> _PROBLEM_:
Copy out exactly every line from the line containing "Extract all readable text from this page." until the records below end, inclusive of both boundary lines.

> _RECORDS FOR PROCESSING_:
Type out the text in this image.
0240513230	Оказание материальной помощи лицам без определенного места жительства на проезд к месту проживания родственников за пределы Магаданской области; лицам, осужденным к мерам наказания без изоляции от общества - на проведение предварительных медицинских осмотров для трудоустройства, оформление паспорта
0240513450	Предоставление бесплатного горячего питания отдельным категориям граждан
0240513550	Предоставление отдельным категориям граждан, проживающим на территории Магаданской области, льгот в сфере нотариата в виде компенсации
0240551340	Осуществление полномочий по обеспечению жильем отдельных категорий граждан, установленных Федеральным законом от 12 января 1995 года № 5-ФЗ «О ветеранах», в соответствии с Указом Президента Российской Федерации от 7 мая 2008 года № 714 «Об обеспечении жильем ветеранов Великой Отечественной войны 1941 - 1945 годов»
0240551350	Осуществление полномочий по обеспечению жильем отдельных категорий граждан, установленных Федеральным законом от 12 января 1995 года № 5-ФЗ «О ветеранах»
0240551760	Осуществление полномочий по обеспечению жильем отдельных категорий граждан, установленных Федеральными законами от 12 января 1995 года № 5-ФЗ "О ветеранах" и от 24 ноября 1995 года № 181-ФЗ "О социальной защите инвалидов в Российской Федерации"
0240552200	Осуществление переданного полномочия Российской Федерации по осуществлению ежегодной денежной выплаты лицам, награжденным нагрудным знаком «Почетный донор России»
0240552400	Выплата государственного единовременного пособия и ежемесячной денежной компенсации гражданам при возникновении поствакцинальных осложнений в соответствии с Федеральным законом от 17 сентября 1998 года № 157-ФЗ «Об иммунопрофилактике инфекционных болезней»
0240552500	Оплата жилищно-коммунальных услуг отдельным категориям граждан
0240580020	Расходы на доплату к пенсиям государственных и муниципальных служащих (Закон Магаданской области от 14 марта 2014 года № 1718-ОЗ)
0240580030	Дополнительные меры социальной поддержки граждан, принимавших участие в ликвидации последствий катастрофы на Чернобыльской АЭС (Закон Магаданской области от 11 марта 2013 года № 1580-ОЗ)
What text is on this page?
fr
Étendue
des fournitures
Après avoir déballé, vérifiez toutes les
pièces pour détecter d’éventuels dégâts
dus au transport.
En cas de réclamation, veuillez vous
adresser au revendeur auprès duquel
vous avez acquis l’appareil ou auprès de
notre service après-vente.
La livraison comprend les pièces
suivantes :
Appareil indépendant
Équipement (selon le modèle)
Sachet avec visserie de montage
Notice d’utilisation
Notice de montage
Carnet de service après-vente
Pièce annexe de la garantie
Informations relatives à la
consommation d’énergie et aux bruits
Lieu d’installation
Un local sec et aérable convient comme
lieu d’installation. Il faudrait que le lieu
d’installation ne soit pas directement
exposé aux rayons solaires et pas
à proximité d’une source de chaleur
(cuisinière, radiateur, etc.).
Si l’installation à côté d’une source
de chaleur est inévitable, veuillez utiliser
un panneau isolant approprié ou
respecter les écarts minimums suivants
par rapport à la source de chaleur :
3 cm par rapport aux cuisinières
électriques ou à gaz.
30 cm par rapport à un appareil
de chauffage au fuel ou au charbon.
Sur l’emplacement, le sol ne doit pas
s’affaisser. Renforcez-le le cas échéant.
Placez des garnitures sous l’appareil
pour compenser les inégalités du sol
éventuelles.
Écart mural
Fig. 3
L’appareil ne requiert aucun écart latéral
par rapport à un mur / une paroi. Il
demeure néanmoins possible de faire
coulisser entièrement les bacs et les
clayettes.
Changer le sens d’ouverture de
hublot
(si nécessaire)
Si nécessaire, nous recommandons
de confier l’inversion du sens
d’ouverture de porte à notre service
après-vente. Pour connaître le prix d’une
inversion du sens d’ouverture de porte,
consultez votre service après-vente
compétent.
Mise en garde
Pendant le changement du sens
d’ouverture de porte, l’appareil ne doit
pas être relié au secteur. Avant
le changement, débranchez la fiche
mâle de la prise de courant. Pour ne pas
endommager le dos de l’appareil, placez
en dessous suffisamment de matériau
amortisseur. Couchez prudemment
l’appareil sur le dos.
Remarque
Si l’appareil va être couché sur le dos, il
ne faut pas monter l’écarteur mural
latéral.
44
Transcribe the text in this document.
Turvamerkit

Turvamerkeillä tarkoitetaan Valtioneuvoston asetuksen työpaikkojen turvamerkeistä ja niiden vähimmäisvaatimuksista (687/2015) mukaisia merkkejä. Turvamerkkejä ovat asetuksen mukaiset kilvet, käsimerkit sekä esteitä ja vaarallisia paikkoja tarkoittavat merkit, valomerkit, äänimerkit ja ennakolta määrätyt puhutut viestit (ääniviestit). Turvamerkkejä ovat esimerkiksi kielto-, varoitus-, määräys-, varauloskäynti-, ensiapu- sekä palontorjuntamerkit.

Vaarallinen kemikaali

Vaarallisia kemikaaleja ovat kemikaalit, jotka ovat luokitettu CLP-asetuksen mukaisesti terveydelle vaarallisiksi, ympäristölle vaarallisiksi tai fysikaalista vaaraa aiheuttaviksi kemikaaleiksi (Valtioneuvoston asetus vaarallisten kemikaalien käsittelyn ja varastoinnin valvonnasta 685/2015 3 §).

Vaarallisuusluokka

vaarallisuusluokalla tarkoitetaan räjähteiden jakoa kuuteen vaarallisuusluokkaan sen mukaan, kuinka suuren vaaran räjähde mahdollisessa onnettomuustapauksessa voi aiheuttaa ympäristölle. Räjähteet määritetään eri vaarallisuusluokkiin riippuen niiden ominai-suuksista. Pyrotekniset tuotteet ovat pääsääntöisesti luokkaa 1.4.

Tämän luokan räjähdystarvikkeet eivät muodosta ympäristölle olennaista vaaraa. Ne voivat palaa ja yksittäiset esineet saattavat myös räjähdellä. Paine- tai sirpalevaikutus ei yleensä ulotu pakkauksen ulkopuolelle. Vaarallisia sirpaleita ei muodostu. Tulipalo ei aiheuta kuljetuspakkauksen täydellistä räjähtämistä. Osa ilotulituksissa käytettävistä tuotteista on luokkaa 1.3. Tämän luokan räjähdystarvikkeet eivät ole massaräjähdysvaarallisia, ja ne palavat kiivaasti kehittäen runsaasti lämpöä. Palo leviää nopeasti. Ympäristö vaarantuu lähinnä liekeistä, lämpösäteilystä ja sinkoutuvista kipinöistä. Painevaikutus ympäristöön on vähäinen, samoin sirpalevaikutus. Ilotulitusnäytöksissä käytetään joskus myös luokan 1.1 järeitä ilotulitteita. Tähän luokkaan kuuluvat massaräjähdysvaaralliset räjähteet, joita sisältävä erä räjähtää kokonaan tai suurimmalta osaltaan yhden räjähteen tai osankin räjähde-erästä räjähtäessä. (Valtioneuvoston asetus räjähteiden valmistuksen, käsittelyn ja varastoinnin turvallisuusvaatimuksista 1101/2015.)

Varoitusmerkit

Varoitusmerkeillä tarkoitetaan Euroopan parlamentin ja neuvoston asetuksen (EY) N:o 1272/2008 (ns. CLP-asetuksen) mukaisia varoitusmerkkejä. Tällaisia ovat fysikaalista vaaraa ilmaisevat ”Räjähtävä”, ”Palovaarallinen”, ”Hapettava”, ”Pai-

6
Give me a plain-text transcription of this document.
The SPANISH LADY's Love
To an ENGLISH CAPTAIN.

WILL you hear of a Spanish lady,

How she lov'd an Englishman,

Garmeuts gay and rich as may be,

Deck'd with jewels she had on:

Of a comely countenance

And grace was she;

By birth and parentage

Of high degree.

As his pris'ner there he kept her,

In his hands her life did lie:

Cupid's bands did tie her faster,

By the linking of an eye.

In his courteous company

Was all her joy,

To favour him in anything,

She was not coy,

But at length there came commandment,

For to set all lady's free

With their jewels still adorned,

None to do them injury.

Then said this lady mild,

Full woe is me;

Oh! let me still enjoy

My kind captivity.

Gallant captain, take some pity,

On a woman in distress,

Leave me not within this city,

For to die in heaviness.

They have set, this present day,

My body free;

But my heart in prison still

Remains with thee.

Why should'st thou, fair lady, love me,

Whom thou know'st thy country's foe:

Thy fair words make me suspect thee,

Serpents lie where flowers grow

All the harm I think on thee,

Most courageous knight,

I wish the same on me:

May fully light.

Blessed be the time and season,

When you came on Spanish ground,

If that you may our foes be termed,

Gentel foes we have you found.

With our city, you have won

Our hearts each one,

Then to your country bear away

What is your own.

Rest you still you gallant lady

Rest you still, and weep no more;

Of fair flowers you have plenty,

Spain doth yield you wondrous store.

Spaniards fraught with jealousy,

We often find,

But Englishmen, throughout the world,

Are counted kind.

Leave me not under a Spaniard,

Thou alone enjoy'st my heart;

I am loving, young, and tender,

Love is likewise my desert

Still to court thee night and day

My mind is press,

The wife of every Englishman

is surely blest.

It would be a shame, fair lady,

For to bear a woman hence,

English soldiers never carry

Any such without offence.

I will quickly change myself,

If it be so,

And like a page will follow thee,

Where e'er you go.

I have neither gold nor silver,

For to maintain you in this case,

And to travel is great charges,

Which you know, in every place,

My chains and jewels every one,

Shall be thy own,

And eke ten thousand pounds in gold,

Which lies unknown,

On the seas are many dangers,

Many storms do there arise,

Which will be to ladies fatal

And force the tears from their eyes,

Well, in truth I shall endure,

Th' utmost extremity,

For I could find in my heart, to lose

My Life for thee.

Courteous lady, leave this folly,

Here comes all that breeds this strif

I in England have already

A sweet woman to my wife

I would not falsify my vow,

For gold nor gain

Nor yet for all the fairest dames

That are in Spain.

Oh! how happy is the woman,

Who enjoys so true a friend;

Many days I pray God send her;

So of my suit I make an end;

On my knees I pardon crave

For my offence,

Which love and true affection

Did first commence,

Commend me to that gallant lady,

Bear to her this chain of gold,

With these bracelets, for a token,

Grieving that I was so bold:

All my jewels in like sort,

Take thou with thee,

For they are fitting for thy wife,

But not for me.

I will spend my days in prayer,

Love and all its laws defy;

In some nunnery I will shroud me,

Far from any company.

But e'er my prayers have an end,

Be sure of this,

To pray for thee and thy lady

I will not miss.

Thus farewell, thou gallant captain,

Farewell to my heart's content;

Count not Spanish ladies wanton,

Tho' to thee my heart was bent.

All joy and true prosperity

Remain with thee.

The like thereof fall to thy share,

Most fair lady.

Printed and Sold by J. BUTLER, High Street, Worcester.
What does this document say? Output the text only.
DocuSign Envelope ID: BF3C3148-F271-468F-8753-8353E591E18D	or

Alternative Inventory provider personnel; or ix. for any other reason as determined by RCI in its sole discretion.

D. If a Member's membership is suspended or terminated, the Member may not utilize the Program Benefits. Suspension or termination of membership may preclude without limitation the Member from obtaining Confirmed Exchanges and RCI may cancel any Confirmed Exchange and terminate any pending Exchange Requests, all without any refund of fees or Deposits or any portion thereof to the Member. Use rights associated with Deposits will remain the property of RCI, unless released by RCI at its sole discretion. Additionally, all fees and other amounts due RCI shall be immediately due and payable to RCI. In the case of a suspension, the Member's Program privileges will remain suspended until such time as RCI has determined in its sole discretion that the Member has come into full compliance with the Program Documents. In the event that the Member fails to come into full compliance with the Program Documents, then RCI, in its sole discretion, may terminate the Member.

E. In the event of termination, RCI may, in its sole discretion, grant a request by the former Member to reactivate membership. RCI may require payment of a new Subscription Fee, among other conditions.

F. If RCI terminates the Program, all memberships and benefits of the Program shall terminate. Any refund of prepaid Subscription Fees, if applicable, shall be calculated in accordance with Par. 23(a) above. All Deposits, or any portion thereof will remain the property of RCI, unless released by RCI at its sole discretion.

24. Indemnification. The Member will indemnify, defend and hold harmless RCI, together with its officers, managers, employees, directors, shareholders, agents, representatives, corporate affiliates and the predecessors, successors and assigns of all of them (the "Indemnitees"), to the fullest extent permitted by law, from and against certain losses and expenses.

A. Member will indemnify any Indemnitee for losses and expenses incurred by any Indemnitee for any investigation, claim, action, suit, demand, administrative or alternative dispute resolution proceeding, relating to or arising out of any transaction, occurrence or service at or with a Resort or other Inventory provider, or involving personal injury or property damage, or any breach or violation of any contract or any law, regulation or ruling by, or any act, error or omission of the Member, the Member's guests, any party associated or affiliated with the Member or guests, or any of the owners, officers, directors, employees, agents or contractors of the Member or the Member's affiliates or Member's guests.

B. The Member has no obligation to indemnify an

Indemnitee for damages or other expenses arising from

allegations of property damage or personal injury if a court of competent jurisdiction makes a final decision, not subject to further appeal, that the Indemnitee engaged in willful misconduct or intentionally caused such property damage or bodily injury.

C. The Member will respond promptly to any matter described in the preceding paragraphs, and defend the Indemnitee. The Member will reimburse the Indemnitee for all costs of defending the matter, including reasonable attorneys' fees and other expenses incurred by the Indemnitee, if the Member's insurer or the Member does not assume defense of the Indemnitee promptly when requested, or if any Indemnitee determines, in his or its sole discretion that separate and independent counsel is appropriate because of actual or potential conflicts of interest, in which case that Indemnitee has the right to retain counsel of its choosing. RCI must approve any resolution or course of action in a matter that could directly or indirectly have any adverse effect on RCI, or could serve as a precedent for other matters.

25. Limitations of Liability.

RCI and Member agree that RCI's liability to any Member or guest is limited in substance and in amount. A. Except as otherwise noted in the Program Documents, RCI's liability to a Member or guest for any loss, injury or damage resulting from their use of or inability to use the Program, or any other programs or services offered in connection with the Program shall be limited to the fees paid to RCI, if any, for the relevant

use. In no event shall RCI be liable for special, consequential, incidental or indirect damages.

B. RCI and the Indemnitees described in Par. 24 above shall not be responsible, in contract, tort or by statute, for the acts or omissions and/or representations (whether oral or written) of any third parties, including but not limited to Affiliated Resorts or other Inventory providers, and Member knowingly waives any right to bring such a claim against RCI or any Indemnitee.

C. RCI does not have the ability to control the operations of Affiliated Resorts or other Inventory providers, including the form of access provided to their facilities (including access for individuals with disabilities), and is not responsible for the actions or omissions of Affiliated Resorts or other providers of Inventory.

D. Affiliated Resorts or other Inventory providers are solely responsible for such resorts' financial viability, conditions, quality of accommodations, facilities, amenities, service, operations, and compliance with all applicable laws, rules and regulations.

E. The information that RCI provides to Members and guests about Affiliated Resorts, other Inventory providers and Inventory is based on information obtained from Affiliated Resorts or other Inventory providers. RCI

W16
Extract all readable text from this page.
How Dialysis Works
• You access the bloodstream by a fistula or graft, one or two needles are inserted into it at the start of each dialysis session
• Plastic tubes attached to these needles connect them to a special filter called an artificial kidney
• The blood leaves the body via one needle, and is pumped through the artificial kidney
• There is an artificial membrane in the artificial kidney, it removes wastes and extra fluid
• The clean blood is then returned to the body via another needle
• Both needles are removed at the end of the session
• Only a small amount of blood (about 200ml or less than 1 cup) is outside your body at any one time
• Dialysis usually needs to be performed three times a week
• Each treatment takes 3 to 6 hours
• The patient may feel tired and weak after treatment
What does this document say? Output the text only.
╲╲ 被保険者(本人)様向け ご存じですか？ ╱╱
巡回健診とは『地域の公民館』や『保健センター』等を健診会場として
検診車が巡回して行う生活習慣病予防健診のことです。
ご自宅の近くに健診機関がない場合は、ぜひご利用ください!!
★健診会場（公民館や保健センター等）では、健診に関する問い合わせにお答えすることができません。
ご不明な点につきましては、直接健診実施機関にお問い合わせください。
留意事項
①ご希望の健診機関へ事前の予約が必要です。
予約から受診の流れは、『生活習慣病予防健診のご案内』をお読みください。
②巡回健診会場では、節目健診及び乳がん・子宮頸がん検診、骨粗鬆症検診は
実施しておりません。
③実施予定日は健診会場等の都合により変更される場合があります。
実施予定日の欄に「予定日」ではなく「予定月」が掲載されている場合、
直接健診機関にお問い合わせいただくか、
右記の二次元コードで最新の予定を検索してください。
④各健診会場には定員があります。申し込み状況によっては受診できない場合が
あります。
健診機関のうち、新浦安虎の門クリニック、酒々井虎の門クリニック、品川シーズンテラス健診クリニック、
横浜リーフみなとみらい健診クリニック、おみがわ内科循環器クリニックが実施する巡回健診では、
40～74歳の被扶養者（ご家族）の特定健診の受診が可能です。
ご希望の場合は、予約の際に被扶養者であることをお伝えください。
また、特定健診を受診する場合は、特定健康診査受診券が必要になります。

> _TASK ANSWER_:
Extract all readable text from this page.
How Dialysis Works
• You access the bloodstream by a fistula or graft, one or two needles are inserted into it at the start of each dialysis session
• Plastic tubes attached to these needles connect them to a special filter called an artificial kidney
• The blood leaves the body via one needle, and is pumped through the artificial kidney
• There is an artificial membrane in the artificial kidney, it removes wastes and extra fluid
• The clean blood is then returned to the body via another needle
• Both needles are removed at the end of the session
• Only a small amount of blood (about 200ml or less than 1 cup) is outside your body at any one time
• Dialysis usually needs to be performed three times a week
• Each treatment takes 3 to 6 hours
• The patient may feel tired and weak after treatment
What does this document say? Output the text only.
╲╲ 被保険者(本人)様向け ご存じですか？ ╱╱
巡回健診とは『地域の公民館』や『保健センター』等を健診会場として
検診車が巡回して行う生活習慣病予防健診のことです。
ご自宅の近くに健診機関がない場合は、ぜひご利用ください!!
★健診会場（公民館や保健センター等）では、健診に関する問い合わせにお答えすることができません。
ご不明な点につきましては、直接健診実施機関にお問い合わせください。
留意事項
①ご希望の健診機関へ事前の予約が必要です。
予約から受診の流れは、『生活習慣病予防健診のご案内』をお読みください。
②巡回健診会場では、節目健診及び乳がん・子宮頸がん検診、骨粗鬆症検診は
実施しておりません。
③実施予定日は健診会場等の都合により変更される場合があります。
実施予定日の欄に「予定日」ではなく「予定月」が掲載されている場合、
直接健診機関にお問い合わせいただくか、
右記の二次元コードで最新の予定を検索してください。
④各健診会場には定員があります。申し込み状況によっては受診できない場合が
あります。
健診機関のうち、新浦安虎の門クリニック、酒々井虎の門クリニック、品川シーズンテラス健診クリニック、
横浜リーフみなとみらい健診クリニック、おみがわ内科循環器クリニックが実施する巡回健診では、
40～74歳の被扶養者（ご家族）の特定健診の受診が可能です。
ご希望の場合は、予約の際に被扶養者であることをお伝えください。
また、特定健診を受診する場合は、特定健康診査受診券が必要になります。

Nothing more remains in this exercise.